>> Start DATA PROVIDED

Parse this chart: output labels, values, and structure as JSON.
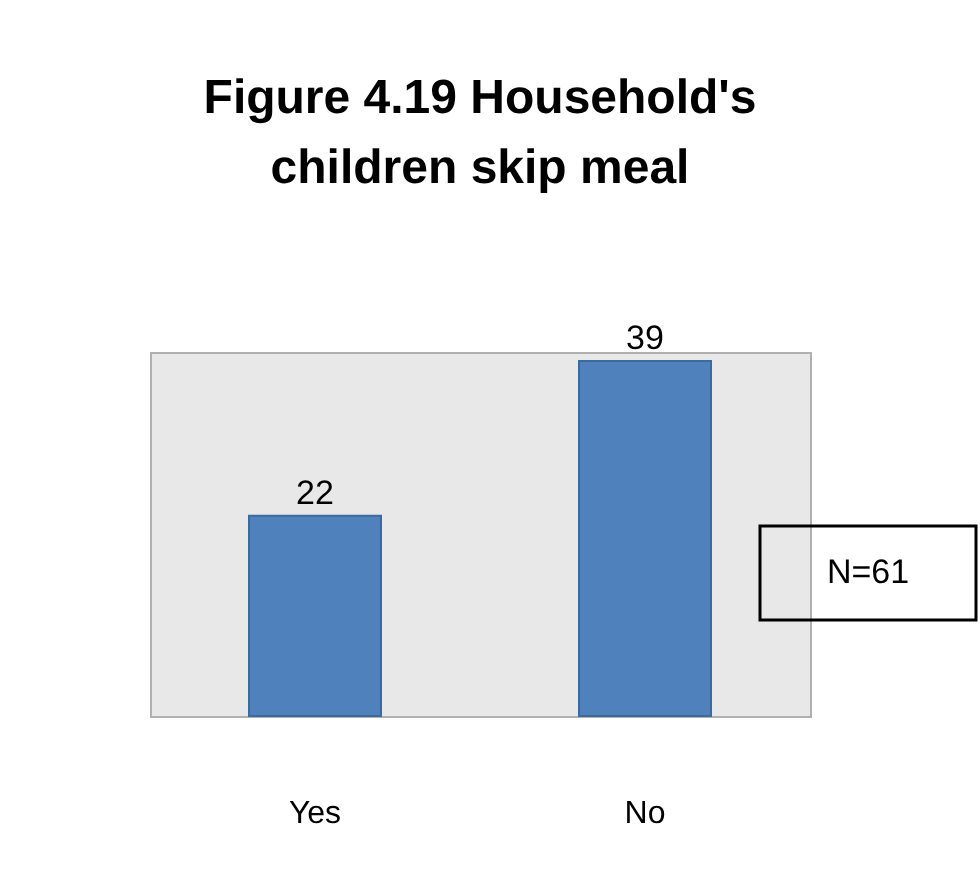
{
  "chart_data": {
    "type": "bar",
    "title": "Figure  4.19 Household's children skip meal",
    "categories": [
      "Yes",
      "No"
    ],
    "values": [
      22,
      39
    ],
    "color": "#4f81bd",
    "data_labels": true,
    "grid": false,
    "annotations": [
      "N=61"
    ]
  }
}
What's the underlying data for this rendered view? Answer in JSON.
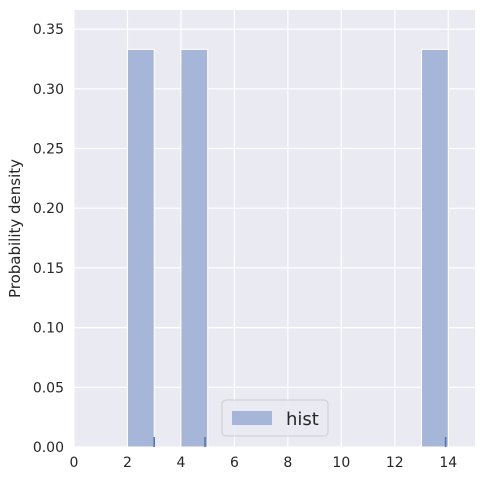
{
  "chart_data": {
    "type": "bar",
    "xlabel": "",
    "ylabel": "Probability density",
    "xlim": [
      0,
      15
    ],
    "ylim": [
      0,
      0.366
    ],
    "xticks": [
      "0",
      "2",
      "4",
      "6",
      "8",
      "10",
      "12",
      "14"
    ],
    "yticks": [
      "0.00",
      "0.05",
      "0.10",
      "0.15",
      "0.20",
      "0.25",
      "0.30",
      "0.35"
    ],
    "grid": true,
    "legend": {
      "position": "lower-center",
      "entries": [
        {
          "name": "hist",
          "color": "#a6b6d8"
        }
      ]
    },
    "series": [
      {
        "name": "hist",
        "bins": [
          {
            "x0": 2.0,
            "x1": 3.0,
            "density": 0.333
          },
          {
            "x0": 4.0,
            "x1": 5.0,
            "density": 0.333
          },
          {
            "x0": 13.0,
            "x1": 14.0,
            "density": 0.333
          }
        ]
      }
    ],
    "rug": {
      "values": [
        3.0,
        4.9,
        13.9
      ],
      "color": "#4c72b0"
    }
  },
  "colors": {
    "plot_background": "#eaeaf2",
    "grid": "#ffffff",
    "bar_fill": "#a6b6d8",
    "bar_edge": "#ffffff",
    "rug": "#4c72b0",
    "text": "#262626"
  }
}
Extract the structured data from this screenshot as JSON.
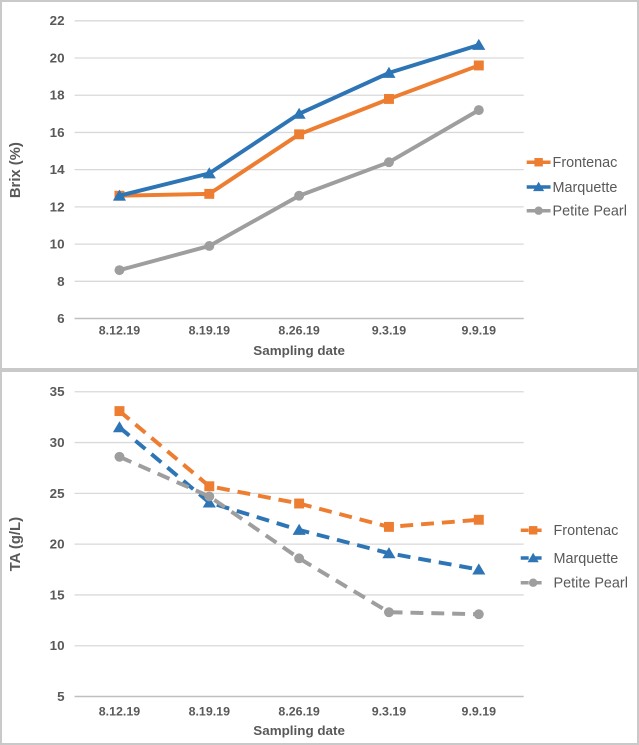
{
  "figure": {
    "description": "Two stacked line charts of grape ripening metrics by sampling date"
  },
  "colors": {
    "frontenac": "#ED7D31",
    "marquette": "#2E75B6",
    "petite_pearl": "#9E9E9E",
    "grid": "#D9D9D9",
    "axis_line": "#BFBFBF",
    "text": "#595959",
    "panel_border": "#C9C9C9",
    "background": "#FFFFFF"
  },
  "chart_data": [
    {
      "type": "line",
      "title": "",
      "xlabel": "Sampling date",
      "ylabel": "Brix (%)",
      "ylim": [
        6,
        22
      ],
      "ytick_step": 2,
      "yticks": [
        6,
        8,
        10,
        12,
        14,
        16,
        18,
        20,
        22
      ],
      "grid": true,
      "legend_position": "right",
      "line_style": "solid",
      "categories": [
        "8.12.19",
        "8.19.19",
        "8.26.19",
        "9.3.19",
        "9.9.19"
      ],
      "series": [
        {
          "name": "Frontenac",
          "marker": "square",
          "color": "#ED7D31",
          "values": [
            12.6,
            12.7,
            15.9,
            17.8,
            19.6
          ]
        },
        {
          "name": "Marquette",
          "marker": "triangle",
          "color": "#2E75B6",
          "values": [
            12.6,
            13.8,
            17.0,
            19.2,
            20.7
          ]
        },
        {
          "name": "Petite Pearl",
          "marker": "circle",
          "color": "#9E9E9E",
          "values": [
            8.6,
            9.9,
            12.6,
            14.4,
            17.2
          ]
        }
      ]
    },
    {
      "type": "line",
      "title": "",
      "xlabel": "Sampling date",
      "ylabel": "TA (g/L)",
      "ylim": [
        5,
        35
      ],
      "ytick_step": 5,
      "yticks": [
        5,
        10,
        15,
        20,
        25,
        30,
        35
      ],
      "grid": true,
      "legend_position": "right",
      "line_style": "dashed",
      "categories": [
        "8.12.19",
        "8.19.19",
        "8.26.19",
        "9.3.19",
        "9.9.19"
      ],
      "series": [
        {
          "name": "Frontenac",
          "marker": "square",
          "color": "#ED7D31",
          "values": [
            33.1,
            25.7,
            24.0,
            21.7,
            22.4
          ]
        },
        {
          "name": "Marquette",
          "marker": "triangle",
          "color": "#2E75B6",
          "values": [
            31.5,
            24.1,
            21.4,
            19.1,
            17.5
          ]
        },
        {
          "name": "Petite Pearl",
          "marker": "circle",
          "color": "#9E9E9E",
          "values": [
            28.6,
            24.7,
            18.6,
            13.3,
            13.1
          ]
        }
      ]
    }
  ]
}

>> End DATA PROVIDED

SHORT TASK
Transcribe the material exactly, and leave out whatever pictures it holds.

THE SOLUTION
Parse this chart: output labels, values, and structure as JSON.
{
  "chart_data": {
    "type": "bar",
    "title": "Figure  4.19 Household's children skip meal",
    "categories": [
      "Yes",
      "No"
    ],
    "values": [
      22,
      39
    ],
    "color": "#4f81bd",
    "data_labels": true,
    "grid": false,
    "annotations": [
      "N=61"
    ]
  }
}
What's the underlying data for this rendered view? Answer in JSON.
{
  "chart_data": {
    "type": "bar",
    "xlabel": "",
    "ylabel": "Probability density",
    "xlim": [
      0,
      15
    ],
    "ylim": [
      0,
      0.366
    ],
    "xticks": [
      "0",
      "2",
      "4",
      "6",
      "8",
      "10",
      "12",
      "14"
    ],
    "yticks": [
      "0.00",
      "0.05",
      "0.10",
      "0.15",
      "0.20",
      "0.25",
      "0.30",
      "0.35"
    ],
    "grid": true,
    "legend": {
      "position": "lower-center",
      "entries": [
        {
          "name": "hist",
          "color": "#a6b6d8"
        }
      ]
    },
    "series": [
      {
        "name": "hist",
        "bins": [
          {
            "x0": 2.0,
            "x1": 3.0,
            "density": 0.333
          },
          {
            "x0": 4.0,
            "x1": 5.0,
            "density": 0.333
          },
          {
            "x0": 13.0,
            "x1": 14.0,
            "density": 0.333
          }
        ]
      }
    ],
    "rug": {
      "values": [
        3.0,
        4.9,
        13.9
      ],
      "color": "#4c72b0"
    }
  },
  "colors": {
    "plot_background": "#eaeaf2",
    "grid": "#ffffff",
    "bar_fill": "#a6b6d8",
    "bar_edge": "#ffffff",
    "rug": "#4c72b0",
    "text": "#262626"
  }
}
Extract the structured data from this screenshot as JSON.
{
  "figure": {
    "description": "Two stacked line charts of grape ripening metrics by sampling date"
  },
  "colors": {
    "frontenac": "#ED7D31",
    "marquette": "#2E75B6",
    "petite_pearl": "#9E9E9E",
    "grid": "#D9D9D9",
    "axis_line": "#BFBFBF",
    "text": "#595959",
    "panel_border": "#C9C9C9",
    "background": "#FFFFFF"
  },
  "chart_data": [
    {
      "type": "line",
      "title": "",
      "xlabel": "Sampling date",
      "ylabel": "Brix (%)",
      "ylim": [
        6,
        22
      ],
      "ytick_step": 2,
      "yticks": [
        6,
        8,
        10,
        12,
        14,
        16,
        18,
        20,
        22
      ],
      "grid": true,
      "legend_position": "right",
      "line_style": "solid",
      "categories": [
        "8.12.19",
        "8.19.19",
        "8.26.19",
        "9.3.19",
        "9.9.19"
      ],
      "series": [
        {
          "name": "Frontenac",
          "marker": "square",
          "color": "#ED7D31",
          "values": [
            12.6,
            12.7,
            15.9,
            17.8,
            19.6
          ]
        },
        {
          "name": "Marquette",
          "marker": "triangle",
          "color": "#2E75B6",
          "values": [
            12.6,
            13.8,
            17.0,
            19.2,
            20.7
          ]
        },
        {
          "name": "Petite Pearl",
          "marker": "circle",
          "color": "#9E9E9E",
          "values": [
            8.6,
            9.9,
            12.6,
            14.4,
            17.2
          ]
        }
      ]
    },
    {
      "type": "line",
      "title": "",
      "xlabel": "Sampling date",
      "ylabel": "TA (g/L)",
      "ylim": [
        5,
        35
      ],
      "ytick_step": 5,
      "yticks": [
        5,
        10,
        15,
        20,
        25,
        30,
        35
      ],
      "grid": true,
      "legend_position": "right",
      "line_style": "dashed",
      "categories": [
        "8.12.19",
        "8.19.19",
        "8.26.19",
        "9.3.19",
        "9.9.19"
      ],
      "series": [
        {
          "name": "Frontenac",
          "marker": "square",
          "color": "#ED7D31",
          "values": [
            33.1,
            25.7,
            24.0,
            21.7,
            22.4
          ]
        },
        {
          "name": "Marquette",
          "marker": "triangle",
          "color": "#2E75B6",
          "values": [
            31.5,
            24.1,
            21.4,
            19.1,
            17.5
          ]
        },
        {
          "name": "Petite Pearl",
          "marker": "circle",
          "color": "#9E9E9E",
          "values": [
            28.6,
            24.7,
            18.6,
            13.3,
            13.1
          ]
        }
      ]
    }
  ]
}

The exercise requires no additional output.